» **Set exercise**: Copy all lines holding the word "symbol" from the entries.
──────── Given records
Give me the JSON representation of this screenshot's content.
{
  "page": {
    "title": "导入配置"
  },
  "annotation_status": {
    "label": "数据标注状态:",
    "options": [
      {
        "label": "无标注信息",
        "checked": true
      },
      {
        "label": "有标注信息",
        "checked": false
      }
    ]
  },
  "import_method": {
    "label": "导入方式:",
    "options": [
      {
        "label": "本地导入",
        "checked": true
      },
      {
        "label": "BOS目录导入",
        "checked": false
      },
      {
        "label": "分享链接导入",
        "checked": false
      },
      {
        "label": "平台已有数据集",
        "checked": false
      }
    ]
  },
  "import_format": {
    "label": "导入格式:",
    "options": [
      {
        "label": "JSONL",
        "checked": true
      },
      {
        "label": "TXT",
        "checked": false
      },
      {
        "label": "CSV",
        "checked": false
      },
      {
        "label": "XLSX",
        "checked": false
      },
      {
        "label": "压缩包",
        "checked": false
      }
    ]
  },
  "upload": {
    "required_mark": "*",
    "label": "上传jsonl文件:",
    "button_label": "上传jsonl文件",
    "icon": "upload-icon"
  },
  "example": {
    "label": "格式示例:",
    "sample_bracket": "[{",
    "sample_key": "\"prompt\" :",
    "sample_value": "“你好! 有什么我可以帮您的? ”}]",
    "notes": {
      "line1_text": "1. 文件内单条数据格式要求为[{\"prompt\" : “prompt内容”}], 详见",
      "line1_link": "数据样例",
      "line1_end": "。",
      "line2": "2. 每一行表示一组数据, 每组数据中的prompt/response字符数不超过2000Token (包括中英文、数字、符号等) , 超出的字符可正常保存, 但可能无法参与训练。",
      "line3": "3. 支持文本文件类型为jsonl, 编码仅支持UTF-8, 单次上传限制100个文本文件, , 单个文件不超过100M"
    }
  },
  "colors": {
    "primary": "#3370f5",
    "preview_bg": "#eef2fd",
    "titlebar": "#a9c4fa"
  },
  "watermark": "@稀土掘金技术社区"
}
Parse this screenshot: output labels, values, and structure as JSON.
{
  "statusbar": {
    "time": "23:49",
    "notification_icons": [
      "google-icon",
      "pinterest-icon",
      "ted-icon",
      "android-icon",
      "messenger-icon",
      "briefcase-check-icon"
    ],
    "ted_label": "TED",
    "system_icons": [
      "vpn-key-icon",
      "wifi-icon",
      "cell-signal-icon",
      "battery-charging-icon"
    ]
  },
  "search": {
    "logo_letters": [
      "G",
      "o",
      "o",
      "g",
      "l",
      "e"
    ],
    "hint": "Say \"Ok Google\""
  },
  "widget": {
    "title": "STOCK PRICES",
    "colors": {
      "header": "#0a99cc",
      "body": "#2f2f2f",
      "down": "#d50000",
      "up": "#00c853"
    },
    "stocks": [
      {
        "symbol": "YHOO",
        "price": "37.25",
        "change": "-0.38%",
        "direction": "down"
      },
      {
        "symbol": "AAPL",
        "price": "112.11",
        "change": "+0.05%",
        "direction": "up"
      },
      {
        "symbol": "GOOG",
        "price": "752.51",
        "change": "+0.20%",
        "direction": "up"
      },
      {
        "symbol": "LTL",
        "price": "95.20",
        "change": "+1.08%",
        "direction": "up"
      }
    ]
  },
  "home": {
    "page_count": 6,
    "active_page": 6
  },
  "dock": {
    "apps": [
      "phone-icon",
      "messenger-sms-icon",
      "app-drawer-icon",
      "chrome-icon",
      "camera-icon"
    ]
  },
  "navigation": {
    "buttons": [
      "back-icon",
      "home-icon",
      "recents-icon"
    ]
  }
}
────────────────
» **Worked solution**:
        "symbol": "YHOO",
        "symbol": "AAPL",
        "symbol": "GOOG",
        "symbol": "LTL",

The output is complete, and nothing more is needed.